Aim => Start at the line containing "Decode this chart: output" and transcribe every line exactly through the end of the records below, and only those lines.

Dataset listings of figures
=======

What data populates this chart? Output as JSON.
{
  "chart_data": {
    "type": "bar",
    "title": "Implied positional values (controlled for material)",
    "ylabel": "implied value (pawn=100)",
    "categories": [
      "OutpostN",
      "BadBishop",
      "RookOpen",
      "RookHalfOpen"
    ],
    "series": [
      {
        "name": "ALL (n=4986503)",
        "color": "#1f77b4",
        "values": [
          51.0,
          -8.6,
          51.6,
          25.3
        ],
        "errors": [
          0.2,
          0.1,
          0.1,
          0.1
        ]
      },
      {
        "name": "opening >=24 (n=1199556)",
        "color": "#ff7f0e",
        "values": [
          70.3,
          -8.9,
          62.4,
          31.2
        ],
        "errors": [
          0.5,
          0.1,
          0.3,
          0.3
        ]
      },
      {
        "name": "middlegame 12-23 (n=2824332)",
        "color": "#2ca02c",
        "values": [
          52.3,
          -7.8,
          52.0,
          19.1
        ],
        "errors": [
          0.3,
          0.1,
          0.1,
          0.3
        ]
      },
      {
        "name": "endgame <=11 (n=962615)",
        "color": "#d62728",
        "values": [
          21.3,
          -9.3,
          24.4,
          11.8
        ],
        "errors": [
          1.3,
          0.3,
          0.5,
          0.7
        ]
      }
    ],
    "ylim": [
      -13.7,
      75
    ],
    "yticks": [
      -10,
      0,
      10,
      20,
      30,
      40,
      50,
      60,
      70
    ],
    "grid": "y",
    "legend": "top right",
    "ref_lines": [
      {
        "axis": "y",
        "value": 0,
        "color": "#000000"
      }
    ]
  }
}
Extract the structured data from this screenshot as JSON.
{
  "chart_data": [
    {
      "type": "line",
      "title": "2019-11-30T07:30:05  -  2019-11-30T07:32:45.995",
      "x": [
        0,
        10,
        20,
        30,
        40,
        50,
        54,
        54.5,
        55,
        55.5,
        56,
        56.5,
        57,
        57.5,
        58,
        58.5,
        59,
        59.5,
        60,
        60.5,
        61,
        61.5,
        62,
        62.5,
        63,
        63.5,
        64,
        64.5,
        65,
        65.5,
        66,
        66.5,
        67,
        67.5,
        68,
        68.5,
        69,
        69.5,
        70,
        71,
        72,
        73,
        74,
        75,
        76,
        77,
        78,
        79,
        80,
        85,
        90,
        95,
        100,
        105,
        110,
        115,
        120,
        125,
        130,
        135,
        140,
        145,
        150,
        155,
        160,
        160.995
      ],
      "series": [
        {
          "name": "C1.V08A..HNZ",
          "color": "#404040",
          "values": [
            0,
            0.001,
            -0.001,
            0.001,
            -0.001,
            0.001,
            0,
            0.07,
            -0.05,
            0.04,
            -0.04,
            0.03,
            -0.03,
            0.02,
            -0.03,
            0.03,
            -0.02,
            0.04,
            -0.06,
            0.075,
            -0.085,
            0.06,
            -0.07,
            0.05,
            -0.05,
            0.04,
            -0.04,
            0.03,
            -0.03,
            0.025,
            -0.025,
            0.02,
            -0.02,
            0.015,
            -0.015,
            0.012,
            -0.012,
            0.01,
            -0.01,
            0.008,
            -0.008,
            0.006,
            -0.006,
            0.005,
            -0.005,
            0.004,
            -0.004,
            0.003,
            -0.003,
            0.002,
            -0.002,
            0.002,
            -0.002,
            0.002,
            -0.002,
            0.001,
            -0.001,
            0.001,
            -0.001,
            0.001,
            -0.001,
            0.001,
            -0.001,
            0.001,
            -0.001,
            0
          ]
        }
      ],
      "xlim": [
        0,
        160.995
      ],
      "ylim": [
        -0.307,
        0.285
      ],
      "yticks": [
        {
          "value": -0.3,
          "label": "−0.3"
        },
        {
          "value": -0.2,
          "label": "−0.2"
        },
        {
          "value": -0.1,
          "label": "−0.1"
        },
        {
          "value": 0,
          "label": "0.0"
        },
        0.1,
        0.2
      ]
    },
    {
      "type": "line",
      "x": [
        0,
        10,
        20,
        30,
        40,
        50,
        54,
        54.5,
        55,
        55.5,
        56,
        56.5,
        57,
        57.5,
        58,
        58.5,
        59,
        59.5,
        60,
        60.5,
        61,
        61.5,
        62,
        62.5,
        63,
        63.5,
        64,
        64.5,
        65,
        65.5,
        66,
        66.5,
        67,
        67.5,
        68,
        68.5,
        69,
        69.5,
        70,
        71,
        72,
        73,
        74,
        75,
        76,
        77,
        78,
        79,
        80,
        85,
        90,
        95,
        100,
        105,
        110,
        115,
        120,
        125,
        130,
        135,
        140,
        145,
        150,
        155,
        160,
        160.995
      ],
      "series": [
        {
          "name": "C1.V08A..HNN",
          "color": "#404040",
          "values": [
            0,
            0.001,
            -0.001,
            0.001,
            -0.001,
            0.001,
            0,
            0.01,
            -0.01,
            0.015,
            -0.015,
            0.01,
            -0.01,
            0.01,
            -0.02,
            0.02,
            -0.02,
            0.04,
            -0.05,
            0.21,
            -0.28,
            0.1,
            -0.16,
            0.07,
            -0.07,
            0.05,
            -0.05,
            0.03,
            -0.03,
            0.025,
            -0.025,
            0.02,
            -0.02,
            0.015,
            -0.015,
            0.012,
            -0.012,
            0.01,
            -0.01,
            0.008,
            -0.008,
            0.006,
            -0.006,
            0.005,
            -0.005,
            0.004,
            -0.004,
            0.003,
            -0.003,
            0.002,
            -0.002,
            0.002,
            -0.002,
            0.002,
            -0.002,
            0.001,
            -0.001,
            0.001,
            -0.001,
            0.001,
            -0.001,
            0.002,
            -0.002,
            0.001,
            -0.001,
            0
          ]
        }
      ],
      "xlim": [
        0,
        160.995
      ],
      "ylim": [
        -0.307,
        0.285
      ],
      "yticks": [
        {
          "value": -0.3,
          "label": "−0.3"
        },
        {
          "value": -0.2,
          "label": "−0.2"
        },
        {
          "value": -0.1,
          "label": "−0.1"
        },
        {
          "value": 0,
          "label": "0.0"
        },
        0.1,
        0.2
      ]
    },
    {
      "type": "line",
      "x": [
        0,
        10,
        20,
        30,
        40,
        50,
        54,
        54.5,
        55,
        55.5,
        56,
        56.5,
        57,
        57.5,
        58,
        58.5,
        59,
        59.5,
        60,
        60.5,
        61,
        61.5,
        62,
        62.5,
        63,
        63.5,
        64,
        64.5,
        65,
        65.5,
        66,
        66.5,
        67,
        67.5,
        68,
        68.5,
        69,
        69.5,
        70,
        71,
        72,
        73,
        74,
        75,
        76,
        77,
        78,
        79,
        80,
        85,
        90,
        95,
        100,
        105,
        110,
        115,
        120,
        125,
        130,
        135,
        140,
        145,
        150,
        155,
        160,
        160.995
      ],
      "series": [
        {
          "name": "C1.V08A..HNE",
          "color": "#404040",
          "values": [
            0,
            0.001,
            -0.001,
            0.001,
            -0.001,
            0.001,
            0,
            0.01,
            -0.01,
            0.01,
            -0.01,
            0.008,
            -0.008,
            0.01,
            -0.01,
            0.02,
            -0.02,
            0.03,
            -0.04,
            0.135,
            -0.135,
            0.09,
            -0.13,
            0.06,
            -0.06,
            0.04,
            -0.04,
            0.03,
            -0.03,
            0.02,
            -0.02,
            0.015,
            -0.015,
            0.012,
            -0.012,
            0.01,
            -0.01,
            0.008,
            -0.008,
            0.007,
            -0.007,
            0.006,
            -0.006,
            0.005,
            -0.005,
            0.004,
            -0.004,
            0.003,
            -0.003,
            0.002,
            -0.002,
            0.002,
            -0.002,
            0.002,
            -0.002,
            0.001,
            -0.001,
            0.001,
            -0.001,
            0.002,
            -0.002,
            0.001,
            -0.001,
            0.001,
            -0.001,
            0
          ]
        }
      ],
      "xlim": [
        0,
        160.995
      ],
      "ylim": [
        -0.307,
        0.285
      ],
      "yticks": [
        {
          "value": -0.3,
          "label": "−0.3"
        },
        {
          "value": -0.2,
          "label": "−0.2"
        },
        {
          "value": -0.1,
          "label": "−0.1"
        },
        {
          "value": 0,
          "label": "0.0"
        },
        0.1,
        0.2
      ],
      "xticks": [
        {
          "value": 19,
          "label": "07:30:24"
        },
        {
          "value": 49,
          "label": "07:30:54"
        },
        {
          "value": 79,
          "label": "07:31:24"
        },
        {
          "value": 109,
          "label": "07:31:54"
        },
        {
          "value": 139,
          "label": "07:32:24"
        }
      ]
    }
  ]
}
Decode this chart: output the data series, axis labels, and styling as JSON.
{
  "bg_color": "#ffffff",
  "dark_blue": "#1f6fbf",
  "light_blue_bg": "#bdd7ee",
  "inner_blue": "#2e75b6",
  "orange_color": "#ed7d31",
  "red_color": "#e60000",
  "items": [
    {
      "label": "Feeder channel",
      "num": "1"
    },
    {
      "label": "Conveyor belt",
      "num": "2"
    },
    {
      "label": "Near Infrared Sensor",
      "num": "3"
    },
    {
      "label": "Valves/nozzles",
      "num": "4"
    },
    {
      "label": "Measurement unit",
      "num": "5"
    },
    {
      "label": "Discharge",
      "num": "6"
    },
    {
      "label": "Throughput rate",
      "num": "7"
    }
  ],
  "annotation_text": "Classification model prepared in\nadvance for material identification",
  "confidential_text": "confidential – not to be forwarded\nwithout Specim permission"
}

=======

Worked answer =>
Decode this chart: output the data series, axis labels, and styling as JSON.
{
  "bg_color": "#ffffff",
  "dark_blue": "#1f6fbf",
  "light_blue_bg": "#bdd7ee",
  "inner_blue": "#2e75b6",
  "orange_color": "#ed7d31",
  "red_color": "#e60000",
  "items": [
    {
      "label": "Feeder channel",
      "num": "1"
    },
    {
      "label": "Conveyor belt",
      "num": "2"
    },
    {
      "label": "Near Infrared Sensor",
      "num": "3"
    },
    {
      "label": "Valves/nozzles",
      "num": "4"
    },
    {
      "label": "Measurement unit",
      "num": "5"
    },
    {
      "label": "Discharge",
      "num": "6"
    },
    {
      "label": "Throughput rate",
      "num": "7"
    }
  ],
  "annotation_text": "Classification model prepared in\nadvance for material identification",
  "confidential_text": "confidential – not to be forwarded\nwithout Specim permission"
}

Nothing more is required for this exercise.